Extract all data as written.

--- Start Supplied records ---

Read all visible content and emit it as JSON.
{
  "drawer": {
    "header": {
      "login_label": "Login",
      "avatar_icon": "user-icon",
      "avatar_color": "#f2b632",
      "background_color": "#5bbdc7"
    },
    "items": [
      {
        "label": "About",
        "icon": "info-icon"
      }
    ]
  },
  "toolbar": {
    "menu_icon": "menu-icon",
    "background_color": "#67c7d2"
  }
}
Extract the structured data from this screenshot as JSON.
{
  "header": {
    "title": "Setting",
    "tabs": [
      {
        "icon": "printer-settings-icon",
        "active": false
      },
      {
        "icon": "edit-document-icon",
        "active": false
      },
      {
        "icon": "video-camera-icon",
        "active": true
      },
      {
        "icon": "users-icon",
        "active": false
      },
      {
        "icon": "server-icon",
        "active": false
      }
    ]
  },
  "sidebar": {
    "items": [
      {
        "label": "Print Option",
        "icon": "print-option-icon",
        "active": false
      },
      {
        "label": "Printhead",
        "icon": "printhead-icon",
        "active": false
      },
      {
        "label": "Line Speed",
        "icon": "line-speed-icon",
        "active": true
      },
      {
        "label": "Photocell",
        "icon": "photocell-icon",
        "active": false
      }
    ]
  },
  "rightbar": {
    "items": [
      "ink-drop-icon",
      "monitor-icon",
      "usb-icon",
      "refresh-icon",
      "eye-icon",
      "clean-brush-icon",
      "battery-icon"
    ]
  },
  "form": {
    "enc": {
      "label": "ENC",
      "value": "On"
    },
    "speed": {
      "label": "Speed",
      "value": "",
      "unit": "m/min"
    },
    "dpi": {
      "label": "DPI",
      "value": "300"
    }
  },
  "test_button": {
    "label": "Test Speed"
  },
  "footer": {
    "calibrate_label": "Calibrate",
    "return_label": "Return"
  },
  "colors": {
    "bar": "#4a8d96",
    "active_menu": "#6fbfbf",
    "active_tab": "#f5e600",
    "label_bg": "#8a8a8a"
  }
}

--- End Supplied records ---

=== Task answer ===
Read all visible content and emit it as JSON.
{
  "drawer": {
    "header": {
      "login_label": "Login",
      "avatar_icon": "user-icon",
      "avatar_color": "#f2b632",
      "background_color": "#5bbdc7"
    },
    "items": [
      {
        "label": "About",
        "icon": "info-icon"
      }
    ]
  },
  "toolbar": {
    "menu_icon": "menu-icon",
    "background_color": "#67c7d2"
  }
}
Extract the structured data from this screenshot as JSON.
{
  "header": {
    "title": "Setting",
    "tabs": [
      {
        "icon": "printer-settings-icon",
        "active": false
      },
      {
        "icon": "edit-document-icon",
        "active": false
      },
      {
        "icon": "video-camera-icon",
        "active": true
      },
      {
        "icon": "users-icon",
        "active": false
      },
      {
        "icon": "server-icon",
        "active": false
      }
    ]
  },
  "sidebar": {
    "items": [
      {
        "label": "Print Option",
        "icon": "print-option-icon",
        "active": false
      },
      {
        "label": "Printhead",
        "icon": "printhead-icon",
        "active": false
      },
      {
        "label": "Line Speed",
        "icon": "line-speed-icon",
        "active": true
      },
      {
        "label": "Photocell",
        "icon": "photocell-icon",
        "active": false
      }
    ]
  },
  "rightbar": {
    "items": [
      "ink-drop-icon",
      "monitor-icon",
      "usb-icon",
      "refresh-icon",
      "eye-icon",
      "clean-brush-icon",
      "battery-icon"
    ]
  },
  "form": {
    "enc": {
      "label": "ENC",
      "value": "On"
    },
    "speed": {
      "label": "Speed",
      "value": "",
      "unit": "m/min"
    },
    "dpi": {
      "label": "DPI",
      "value": "300"
    }
  },
  "test_button": {
    "label": "Test Speed"
  },
  "footer": {
    "calibrate_label": "Calibrate",
    "return_label": "Return"
  },
  "colors": {
    "bar": "#4a8d96",
    "active_menu": "#6fbfbf",
    "active_tab": "#f5e600",
    "label_bg": "#8a8a8a"
  }
}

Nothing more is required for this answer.